TO DO
From the entries below, report how many lines contain the string "created". Give only that number.

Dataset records
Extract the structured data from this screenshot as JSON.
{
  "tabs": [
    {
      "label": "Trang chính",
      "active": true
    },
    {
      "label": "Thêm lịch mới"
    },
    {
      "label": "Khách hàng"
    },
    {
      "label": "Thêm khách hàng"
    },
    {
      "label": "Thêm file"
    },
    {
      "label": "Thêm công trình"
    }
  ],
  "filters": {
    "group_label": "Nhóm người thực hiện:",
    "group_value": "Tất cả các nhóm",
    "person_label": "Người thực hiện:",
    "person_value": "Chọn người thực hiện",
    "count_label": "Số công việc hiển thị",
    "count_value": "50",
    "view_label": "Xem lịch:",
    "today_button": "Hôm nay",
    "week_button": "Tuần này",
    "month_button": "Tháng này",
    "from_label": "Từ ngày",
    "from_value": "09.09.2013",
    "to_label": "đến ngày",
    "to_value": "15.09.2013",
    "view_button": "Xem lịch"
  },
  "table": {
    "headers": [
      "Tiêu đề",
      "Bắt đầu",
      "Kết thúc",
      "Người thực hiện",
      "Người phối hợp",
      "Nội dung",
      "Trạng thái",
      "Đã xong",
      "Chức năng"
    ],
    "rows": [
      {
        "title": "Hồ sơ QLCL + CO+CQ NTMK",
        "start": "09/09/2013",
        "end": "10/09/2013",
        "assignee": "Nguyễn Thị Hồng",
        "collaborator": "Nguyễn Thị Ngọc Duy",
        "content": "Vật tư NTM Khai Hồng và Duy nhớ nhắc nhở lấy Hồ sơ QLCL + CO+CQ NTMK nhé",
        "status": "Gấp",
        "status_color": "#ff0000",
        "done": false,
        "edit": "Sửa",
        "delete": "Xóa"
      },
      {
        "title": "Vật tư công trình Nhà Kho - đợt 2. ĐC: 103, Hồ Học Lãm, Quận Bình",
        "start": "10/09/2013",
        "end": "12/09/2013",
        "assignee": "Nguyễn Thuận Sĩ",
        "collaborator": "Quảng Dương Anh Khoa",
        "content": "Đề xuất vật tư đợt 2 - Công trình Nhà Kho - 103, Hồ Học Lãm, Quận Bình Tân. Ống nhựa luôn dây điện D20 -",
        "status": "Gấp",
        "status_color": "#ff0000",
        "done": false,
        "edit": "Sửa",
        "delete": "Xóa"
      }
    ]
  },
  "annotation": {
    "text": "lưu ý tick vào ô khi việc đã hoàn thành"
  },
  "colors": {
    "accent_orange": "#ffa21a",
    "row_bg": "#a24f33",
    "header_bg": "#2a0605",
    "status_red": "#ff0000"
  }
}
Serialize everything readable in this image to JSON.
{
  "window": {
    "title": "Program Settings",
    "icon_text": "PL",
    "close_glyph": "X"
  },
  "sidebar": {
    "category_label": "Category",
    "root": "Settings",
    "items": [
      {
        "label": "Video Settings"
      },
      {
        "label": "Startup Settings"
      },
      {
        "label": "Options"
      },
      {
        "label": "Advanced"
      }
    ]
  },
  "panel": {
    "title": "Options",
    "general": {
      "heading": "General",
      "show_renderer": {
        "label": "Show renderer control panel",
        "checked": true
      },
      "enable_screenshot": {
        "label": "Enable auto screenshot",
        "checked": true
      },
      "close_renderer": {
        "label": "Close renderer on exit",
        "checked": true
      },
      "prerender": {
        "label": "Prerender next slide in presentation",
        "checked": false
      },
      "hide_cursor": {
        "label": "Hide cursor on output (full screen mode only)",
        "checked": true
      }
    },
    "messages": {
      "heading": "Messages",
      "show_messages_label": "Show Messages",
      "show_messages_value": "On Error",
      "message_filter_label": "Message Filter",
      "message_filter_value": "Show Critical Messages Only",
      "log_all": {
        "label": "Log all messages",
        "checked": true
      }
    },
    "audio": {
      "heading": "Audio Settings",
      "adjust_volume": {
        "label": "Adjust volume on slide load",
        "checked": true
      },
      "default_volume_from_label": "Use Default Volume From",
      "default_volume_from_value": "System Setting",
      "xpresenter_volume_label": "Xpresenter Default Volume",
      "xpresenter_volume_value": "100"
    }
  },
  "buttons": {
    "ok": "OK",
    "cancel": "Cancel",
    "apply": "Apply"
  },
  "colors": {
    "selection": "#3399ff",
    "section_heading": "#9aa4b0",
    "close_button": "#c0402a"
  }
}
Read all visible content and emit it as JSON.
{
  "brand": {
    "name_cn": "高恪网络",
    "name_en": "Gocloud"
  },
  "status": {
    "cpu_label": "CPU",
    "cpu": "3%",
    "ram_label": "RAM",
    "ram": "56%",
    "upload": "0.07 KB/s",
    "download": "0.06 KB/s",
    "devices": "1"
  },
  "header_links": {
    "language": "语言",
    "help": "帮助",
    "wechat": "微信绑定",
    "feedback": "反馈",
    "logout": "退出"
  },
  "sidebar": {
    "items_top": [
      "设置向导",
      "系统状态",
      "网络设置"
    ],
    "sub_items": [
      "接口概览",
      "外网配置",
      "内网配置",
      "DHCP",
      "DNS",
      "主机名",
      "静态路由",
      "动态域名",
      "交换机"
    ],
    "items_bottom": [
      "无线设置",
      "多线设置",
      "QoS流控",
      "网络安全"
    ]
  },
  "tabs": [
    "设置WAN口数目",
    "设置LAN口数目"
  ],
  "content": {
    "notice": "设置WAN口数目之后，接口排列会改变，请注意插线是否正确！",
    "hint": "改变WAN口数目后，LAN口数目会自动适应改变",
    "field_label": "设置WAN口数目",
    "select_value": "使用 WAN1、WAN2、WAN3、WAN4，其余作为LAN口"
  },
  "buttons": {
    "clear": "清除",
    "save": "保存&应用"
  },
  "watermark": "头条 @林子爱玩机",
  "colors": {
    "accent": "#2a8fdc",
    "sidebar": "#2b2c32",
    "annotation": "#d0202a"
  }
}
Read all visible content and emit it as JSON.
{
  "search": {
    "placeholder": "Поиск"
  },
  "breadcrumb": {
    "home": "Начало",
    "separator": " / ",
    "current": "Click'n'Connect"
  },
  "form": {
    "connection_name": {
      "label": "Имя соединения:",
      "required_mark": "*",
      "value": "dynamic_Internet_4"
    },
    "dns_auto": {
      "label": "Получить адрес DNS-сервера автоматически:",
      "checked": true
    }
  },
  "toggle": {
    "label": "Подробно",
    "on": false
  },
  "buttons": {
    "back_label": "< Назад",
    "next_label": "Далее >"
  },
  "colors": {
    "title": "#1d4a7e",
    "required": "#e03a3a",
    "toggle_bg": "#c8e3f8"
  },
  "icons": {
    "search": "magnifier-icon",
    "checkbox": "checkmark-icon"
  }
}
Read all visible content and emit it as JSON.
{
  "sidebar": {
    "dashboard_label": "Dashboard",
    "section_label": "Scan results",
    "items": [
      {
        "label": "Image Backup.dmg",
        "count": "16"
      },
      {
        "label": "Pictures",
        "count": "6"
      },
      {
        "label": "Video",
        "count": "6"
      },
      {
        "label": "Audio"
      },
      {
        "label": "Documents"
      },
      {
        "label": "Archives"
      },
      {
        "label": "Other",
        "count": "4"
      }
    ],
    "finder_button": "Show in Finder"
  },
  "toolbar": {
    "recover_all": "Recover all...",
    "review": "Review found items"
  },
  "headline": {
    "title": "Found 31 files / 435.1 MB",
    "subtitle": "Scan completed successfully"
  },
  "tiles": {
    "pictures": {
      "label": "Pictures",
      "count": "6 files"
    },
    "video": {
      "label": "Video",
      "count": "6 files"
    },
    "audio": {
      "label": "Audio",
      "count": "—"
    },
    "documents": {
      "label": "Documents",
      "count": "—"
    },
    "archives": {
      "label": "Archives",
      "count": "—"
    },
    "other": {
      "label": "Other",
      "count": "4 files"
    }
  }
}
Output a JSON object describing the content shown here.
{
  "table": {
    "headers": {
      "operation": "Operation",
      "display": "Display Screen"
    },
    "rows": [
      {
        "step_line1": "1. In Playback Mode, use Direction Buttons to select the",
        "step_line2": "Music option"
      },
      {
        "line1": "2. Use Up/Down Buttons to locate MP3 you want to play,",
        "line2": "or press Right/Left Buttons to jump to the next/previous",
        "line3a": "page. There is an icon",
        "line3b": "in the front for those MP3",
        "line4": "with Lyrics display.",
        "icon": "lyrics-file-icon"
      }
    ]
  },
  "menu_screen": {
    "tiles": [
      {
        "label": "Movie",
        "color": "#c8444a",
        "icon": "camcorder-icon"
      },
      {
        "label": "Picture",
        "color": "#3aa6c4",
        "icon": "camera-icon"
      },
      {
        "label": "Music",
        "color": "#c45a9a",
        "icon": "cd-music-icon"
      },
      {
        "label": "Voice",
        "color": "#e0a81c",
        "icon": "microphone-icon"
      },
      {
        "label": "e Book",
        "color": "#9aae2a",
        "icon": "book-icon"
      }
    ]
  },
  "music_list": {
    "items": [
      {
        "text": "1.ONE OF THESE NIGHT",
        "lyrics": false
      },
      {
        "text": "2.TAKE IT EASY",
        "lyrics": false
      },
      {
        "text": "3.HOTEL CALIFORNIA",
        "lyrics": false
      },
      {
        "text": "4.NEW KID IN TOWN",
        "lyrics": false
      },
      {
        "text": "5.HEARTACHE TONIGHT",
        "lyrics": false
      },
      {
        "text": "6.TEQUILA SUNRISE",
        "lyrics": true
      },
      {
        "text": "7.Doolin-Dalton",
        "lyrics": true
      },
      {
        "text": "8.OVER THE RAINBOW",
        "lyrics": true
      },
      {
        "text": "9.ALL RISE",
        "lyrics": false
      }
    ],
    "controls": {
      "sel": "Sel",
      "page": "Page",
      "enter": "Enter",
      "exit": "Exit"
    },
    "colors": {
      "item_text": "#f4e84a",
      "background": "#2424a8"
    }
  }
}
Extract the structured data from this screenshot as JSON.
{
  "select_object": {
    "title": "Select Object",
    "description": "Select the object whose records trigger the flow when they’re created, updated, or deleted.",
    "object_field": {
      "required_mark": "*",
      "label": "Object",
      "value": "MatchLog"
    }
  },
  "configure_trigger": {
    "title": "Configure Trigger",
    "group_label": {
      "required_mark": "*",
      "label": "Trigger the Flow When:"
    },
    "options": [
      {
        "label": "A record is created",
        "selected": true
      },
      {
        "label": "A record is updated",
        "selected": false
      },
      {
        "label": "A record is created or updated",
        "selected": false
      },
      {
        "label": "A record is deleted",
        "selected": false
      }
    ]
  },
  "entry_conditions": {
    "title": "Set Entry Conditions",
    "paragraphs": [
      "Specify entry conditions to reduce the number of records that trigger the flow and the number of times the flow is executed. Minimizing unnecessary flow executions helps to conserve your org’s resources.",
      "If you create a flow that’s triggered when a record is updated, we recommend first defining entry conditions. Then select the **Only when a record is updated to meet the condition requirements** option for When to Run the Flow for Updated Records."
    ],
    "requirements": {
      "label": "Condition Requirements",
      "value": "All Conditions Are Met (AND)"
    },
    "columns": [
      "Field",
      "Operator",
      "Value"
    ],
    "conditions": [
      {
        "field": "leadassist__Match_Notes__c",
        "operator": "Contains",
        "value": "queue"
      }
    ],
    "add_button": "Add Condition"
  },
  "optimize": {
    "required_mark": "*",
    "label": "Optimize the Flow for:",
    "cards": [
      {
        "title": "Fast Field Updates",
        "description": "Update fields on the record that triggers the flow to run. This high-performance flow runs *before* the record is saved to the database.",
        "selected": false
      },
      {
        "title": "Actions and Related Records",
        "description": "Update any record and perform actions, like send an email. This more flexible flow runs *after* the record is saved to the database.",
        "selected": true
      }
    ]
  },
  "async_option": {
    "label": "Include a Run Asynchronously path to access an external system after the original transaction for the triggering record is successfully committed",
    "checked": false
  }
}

FINAL ANSWER
3